## Passage for review
..........

What physics do we need?

Physics prerequisites for acquisition

Learning objectives

  • See which pieces of physics each acquisition design decision depends on
  • Navigate to any physics primer section from a single interactive map
  • Recognize why acquisition is physics-first rather than recipe-first
  • Distinguish source-side physics from receiver-side physics from sampling physics

Before we talk about streamers, vibroseis trucks, or ocean-bottom nodes, we need a shared vocabulary for the physics that sits under every design choice. This opening section is a map — not a lecture.

The interactive widget below has two columns. On the left are the nine pieces of physics covered in §0.2–§0.10. On the right are the acquisition design outcomes those physics pieces directly feed. The edges between them say: “to decide this, you need this piece of physics.”

Physics RoadmapInteractive figure — enable JavaScript to interact.

..........

## Records shown

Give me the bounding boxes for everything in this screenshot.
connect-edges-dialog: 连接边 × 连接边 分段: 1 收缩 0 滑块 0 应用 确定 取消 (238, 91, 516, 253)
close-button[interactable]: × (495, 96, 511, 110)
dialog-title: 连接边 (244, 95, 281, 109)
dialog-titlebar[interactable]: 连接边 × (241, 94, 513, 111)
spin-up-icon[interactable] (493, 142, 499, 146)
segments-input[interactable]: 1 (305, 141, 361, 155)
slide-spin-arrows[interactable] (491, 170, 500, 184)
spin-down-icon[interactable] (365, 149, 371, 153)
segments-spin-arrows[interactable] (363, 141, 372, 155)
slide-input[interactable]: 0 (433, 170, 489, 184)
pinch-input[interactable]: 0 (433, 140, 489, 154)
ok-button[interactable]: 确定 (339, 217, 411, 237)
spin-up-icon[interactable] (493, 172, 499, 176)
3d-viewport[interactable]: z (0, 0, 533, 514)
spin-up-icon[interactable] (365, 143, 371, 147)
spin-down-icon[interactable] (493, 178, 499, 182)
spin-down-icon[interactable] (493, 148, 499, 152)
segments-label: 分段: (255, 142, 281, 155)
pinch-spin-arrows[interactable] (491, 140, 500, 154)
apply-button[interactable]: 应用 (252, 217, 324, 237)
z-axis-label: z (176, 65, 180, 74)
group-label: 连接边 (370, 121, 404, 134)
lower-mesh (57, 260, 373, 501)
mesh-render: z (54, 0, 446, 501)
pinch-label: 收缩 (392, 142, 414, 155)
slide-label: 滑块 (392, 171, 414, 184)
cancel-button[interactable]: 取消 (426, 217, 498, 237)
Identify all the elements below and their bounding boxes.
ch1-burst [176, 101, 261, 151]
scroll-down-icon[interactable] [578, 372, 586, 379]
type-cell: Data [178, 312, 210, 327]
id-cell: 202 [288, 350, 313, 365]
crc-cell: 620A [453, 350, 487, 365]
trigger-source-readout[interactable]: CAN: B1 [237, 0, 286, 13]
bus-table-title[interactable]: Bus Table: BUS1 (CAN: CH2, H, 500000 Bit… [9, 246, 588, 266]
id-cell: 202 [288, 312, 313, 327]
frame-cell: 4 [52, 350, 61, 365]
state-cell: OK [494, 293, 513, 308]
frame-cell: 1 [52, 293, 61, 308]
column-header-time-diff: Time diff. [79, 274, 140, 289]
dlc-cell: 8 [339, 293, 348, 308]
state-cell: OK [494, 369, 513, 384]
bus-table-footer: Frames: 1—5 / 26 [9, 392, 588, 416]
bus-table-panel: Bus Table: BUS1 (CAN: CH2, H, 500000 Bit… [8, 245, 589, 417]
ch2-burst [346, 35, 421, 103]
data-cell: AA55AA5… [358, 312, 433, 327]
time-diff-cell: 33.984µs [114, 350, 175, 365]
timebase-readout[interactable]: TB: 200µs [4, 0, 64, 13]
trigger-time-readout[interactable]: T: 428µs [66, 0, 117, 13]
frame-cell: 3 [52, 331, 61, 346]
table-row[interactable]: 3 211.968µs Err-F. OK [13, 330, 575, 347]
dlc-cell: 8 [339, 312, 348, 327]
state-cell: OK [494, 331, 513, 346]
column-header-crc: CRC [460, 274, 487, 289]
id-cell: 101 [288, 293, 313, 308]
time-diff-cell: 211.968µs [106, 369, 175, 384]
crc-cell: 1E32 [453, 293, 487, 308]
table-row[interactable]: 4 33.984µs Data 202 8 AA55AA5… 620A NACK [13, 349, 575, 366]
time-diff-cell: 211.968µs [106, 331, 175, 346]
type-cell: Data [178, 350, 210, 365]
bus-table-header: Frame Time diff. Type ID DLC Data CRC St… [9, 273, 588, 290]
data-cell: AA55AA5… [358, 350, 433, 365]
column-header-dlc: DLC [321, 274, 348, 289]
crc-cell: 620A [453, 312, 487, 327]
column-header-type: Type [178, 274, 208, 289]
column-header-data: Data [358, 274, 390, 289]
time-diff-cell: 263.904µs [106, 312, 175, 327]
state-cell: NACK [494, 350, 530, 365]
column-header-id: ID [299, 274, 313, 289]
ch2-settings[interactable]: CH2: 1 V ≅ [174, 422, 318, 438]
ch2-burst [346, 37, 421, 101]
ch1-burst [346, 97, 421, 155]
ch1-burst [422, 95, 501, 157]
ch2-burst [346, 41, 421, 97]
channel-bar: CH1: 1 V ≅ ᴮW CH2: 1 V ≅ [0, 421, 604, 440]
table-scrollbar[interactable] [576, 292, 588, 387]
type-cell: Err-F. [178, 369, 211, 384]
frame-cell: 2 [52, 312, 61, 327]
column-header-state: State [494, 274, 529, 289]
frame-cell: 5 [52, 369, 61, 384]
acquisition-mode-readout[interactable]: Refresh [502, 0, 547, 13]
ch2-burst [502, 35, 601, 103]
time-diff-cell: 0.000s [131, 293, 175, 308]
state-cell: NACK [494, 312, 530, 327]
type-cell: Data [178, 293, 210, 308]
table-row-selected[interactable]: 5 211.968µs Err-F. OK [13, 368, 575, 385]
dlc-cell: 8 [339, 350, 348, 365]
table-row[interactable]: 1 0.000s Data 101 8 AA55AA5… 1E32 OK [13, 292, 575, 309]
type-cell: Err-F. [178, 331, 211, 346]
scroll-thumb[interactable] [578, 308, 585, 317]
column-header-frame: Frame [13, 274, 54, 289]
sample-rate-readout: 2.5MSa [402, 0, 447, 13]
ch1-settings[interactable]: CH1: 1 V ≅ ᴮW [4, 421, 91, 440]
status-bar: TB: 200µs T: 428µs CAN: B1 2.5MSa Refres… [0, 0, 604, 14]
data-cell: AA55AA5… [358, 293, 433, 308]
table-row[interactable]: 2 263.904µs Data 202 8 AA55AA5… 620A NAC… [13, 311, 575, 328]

..........

## Study questions
[1] From the physics prerequisites text, return the passage starting at "Before we talk" and ending at "not a lecture.", copied word for word.
[2] List every learning objective given in the physics prerequisites text.

## Results of the tasks
[1]
Before we talk about streamers, vibroseis trucks, or ocean-bottom nodes, we need a shared vocabulary for the physics that sits under every design choice. This opening section is a map — not a lecture.

[2]
- See which pieces of physics each acquisition design decision depends on
- Navigate to any physics primer section from a single interactive map
- Recognize why acquisition is physics-first rather than recipe-first
- Distinguish source-side physics from receiver-side physics from sampling physics